**Your objective**. Repeat everything in the material exactly.

**Stored records**.
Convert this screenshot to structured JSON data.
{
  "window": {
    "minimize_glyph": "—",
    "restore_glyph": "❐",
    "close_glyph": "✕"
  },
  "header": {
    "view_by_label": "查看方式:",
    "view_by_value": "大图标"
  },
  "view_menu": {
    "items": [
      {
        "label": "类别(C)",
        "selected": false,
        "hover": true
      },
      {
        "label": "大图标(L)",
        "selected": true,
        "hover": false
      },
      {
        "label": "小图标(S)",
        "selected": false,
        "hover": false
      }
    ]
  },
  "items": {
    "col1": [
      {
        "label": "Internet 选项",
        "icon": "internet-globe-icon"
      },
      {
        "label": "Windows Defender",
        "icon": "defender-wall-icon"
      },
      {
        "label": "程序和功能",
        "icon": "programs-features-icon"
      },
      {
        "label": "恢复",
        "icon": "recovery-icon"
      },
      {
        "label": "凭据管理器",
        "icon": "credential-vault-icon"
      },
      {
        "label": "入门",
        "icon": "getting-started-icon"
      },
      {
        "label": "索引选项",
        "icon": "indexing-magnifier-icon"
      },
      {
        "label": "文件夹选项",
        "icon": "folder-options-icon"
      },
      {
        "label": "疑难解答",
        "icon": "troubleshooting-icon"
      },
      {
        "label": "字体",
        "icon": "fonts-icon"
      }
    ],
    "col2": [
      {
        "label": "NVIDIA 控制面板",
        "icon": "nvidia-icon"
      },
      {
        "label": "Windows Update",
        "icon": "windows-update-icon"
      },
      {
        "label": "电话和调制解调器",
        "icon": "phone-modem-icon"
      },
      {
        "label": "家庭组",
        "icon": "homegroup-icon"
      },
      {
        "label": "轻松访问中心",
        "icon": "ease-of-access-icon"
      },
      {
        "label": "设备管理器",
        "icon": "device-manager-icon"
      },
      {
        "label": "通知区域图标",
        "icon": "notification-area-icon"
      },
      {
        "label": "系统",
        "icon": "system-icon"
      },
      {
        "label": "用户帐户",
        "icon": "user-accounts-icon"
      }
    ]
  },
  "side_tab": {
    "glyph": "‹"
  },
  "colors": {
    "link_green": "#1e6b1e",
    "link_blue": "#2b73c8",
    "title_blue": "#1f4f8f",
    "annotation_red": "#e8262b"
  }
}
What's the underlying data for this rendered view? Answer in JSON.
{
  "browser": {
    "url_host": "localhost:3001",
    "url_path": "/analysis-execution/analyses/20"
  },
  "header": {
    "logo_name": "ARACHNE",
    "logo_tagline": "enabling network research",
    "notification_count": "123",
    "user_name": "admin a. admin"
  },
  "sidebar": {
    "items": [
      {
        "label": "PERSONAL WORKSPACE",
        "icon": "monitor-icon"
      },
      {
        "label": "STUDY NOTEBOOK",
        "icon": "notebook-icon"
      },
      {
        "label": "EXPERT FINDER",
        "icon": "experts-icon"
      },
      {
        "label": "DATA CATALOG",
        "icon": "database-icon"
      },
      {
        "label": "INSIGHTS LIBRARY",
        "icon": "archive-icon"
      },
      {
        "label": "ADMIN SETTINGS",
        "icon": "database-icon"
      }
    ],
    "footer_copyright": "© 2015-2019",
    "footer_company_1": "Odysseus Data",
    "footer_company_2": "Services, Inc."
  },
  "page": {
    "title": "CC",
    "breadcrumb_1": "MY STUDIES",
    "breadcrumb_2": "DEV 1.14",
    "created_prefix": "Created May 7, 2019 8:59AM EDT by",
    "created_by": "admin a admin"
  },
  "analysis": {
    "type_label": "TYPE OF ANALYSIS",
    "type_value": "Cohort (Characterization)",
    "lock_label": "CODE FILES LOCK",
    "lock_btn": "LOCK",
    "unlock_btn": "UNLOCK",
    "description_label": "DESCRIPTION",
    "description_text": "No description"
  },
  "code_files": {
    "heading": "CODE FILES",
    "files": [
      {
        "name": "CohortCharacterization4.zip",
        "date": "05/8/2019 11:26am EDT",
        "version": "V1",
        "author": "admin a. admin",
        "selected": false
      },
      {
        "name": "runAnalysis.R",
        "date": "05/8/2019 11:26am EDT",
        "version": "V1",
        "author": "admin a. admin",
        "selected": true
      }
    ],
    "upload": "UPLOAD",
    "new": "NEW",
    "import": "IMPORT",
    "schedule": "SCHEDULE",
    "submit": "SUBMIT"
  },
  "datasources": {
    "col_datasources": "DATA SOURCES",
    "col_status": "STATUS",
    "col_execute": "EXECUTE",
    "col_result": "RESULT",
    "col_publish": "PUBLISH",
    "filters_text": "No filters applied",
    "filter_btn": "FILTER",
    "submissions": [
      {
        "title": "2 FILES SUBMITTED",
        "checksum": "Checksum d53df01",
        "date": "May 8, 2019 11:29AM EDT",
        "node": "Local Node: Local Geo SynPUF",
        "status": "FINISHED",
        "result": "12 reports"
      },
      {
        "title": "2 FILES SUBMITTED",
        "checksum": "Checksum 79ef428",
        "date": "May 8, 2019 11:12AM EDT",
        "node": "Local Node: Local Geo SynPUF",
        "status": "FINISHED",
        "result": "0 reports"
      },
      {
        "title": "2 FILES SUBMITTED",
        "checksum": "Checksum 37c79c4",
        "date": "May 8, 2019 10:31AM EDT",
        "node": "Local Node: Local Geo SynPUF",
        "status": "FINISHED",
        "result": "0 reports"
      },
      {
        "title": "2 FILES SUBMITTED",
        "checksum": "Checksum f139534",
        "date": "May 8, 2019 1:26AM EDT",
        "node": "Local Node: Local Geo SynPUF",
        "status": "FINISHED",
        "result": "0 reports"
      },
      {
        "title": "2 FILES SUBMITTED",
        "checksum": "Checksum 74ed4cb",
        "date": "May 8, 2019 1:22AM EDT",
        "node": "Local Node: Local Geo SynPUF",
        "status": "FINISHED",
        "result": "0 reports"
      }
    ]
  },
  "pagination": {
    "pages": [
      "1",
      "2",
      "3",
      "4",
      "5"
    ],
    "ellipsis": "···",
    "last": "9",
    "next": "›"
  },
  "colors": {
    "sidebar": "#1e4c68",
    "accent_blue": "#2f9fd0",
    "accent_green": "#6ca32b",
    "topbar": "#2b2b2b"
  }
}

**Right answer**.
Convert this screenshot to structured JSON data.
{
  "window": {
    "minimize_glyph": "—",
    "restore_glyph": "❐",
    "close_glyph": "✕"
  },
  "header": {
    "view_by_label": "查看方式:",
    "view_by_value": "大图标"
  },
  "view_menu": {
    "items": [
      {
        "label": "类别(C)",
        "selected": false,
        "hover": true
      },
      {
        "label": "大图标(L)",
        "selected": true,
        "hover": false
      },
      {
        "label": "小图标(S)",
        "selected": false,
        "hover": false
      }
    ]
  },
  "items": {
    "col1": [
      {
        "label": "Internet 选项",
        "icon": "internet-globe-icon"
      },
      {
        "label": "Windows Defender",
        "icon": "defender-wall-icon"
      },
      {
        "label": "程序和功能",
        "icon": "programs-features-icon"
      },
      {
        "label": "恢复",
        "icon": "recovery-icon"
      },
      {
        "label": "凭据管理器",
        "icon": "credential-vault-icon"
      },
      {
        "label": "入门",
        "icon": "getting-started-icon"
      },
      {
        "label": "索引选项",
        "icon": "indexing-magnifier-icon"
      },
      {
        "label": "文件夹选项",
        "icon": "folder-options-icon"
      },
      {
        "label": "疑难解答",
        "icon": "troubleshooting-icon"
      },
      {
        "label": "字体",
        "icon": "fonts-icon"
      }
    ],
    "col2": [
      {
        "label": "NVIDIA 控制面板",
        "icon": "nvidia-icon"
      },
      {
        "label": "Windows Update",
        "icon": "windows-update-icon"
      },
      {
        "label": "电话和调制解调器",
        "icon": "phone-modem-icon"
      },
      {
        "label": "家庭组",
        "icon": "homegroup-icon"
      },
      {
        "label": "轻松访问中心",
        "icon": "ease-of-access-icon"
      },
      {
        "label": "设备管理器",
        "icon": "device-manager-icon"
      },
      {
        "label": "通知区域图标",
        "icon": "notification-area-icon"
      },
      {
        "label": "系统",
        "icon": "system-icon"
      },
      {
        "label": "用户帐户",
        "icon": "user-accounts-icon"
      }
    ]
  },
  "side_tab": {
    "glyph": "‹"
  },
  "colors": {
    "link_green": "#1e6b1e",
    "link_blue": "#2b73c8",
    "title_blue": "#1f4f8f",
    "annotation_red": "#e8262b"
  }
}
What's the underlying data for this rendered view? Answer in JSON.
{
  "browser": {
    "url_host": "localhost:3001",
    "url_path": "/analysis-execution/analyses/20"
  },
  "header": {
    "logo_name": "ARACHNE",
    "logo_tagline": "enabling network research",
    "notification_count": "123",
    "user_name": "admin a. admin"
  },
  "sidebar": {
    "items": [
      {
        "label": "PERSONAL WORKSPACE",
        "icon": "monitor-icon"
      },
      {
        "label": "STUDY NOTEBOOK",
        "icon": "notebook-icon"
      },
      {
        "label": "EXPERT FINDER",
        "icon": "experts-icon"
      },
      {
        "label": "DATA CATALOG",
        "icon": "database-icon"
      },
      {
        "label": "INSIGHTS LIBRARY",
        "icon": "archive-icon"
      },
      {
        "label": "ADMIN SETTINGS",
        "icon": "database-icon"
      }
    ],
    "footer_copyright": "© 2015-2019",
    "footer_company_1": "Odysseus Data",
    "footer_company_2": "Services, Inc."
  },
  "page": {
    "title": "CC",
    "breadcrumb_1": "MY STUDIES",
    "breadcrumb_2": "DEV 1.14",
    "created_prefix": "Created May 7, 2019 8:59AM EDT by",
    "created_by": "admin a admin"
  },
  "analysis": {
    "type_label": "TYPE OF ANALYSIS",
    "type_value": "Cohort (Characterization)",
    "lock_label": "CODE FILES LOCK",
    "lock_btn": "LOCK",
    "unlock_btn": "UNLOCK",
    "description_label": "DESCRIPTION",
    "description_text": "No description"
  },
  "code_files": {
    "heading": "CODE FILES",
    "files": [
      {
        "name": "CohortCharacterization4.zip",
        "date": "05/8/2019 11:26am EDT",
        "version": "V1",
        "author": "admin a. admin",
        "selected": false
      },
      {
        "name": "runAnalysis.R",
        "date": "05/8/2019 11:26am EDT",
        "version": "V1",
        "author": "admin a. admin",
        "selected": true
      }
    ],
    "upload": "UPLOAD",
    "new": "NEW",
    "import": "IMPORT",
    "schedule": "SCHEDULE",
    "submit": "SUBMIT"
  },
  "datasources": {
    "col_datasources": "DATA SOURCES",
    "col_status": "STATUS",
    "col_execute": "EXECUTE",
    "col_result": "RESULT",
    "col_publish": "PUBLISH",
    "filters_text": "No filters applied",
    "filter_btn": "FILTER",
    "submissions": [
      {
        "title": "2 FILES SUBMITTED",
        "checksum": "Checksum d53df01",
        "date": "May 8, 2019 11:29AM EDT",
        "node": "Local Node: Local Geo SynPUF",
        "status": "FINISHED",
        "result": "12 reports"
      },
      {
        "title": "2 FILES SUBMITTED",
        "checksum": "Checksum 79ef428",
        "date": "May 8, 2019 11:12AM EDT",
        "node": "Local Node: Local Geo SynPUF",
        "status": "FINISHED",
        "result": "0 reports"
      },
      {
        "title": "2 FILES SUBMITTED",
        "checksum": "Checksum 37c79c4",
        "date": "May 8, 2019 10:31AM EDT",
        "node": "Local Node: Local Geo SynPUF",
        "status": "FINISHED",
        "result": "0 reports"
      },
      {
        "title": "2 FILES SUBMITTED",
        "checksum": "Checksum f139534",
        "date": "May 8, 2019 1:26AM EDT",
        "node": "Local Node: Local Geo SynPUF",
        "status": "FINISHED",
        "result": "0 reports"
      },
      {
        "title": "2 FILES SUBMITTED",
        "checksum": "Checksum 74ed4cb",
        "date": "May 8, 2019 1:22AM EDT",
        "node": "Local Node: Local Geo SynPUF",
        "status": "FINISHED",
        "result": "0 reports"
      }
    ]
  },
  "pagination": {
    "pages": [
      "1",
      "2",
      "3",
      "4",
      "5"
    ],
    "ellipsis": "···",
    "last": "9",
    "next": "›"
  },
  "colors": {
    "sidebar": "#1e4c68",
    "accent_blue": "#2f9fd0",
    "accent_green": "#6ca32b",
    "topbar": "#2b2b2b"
  }
}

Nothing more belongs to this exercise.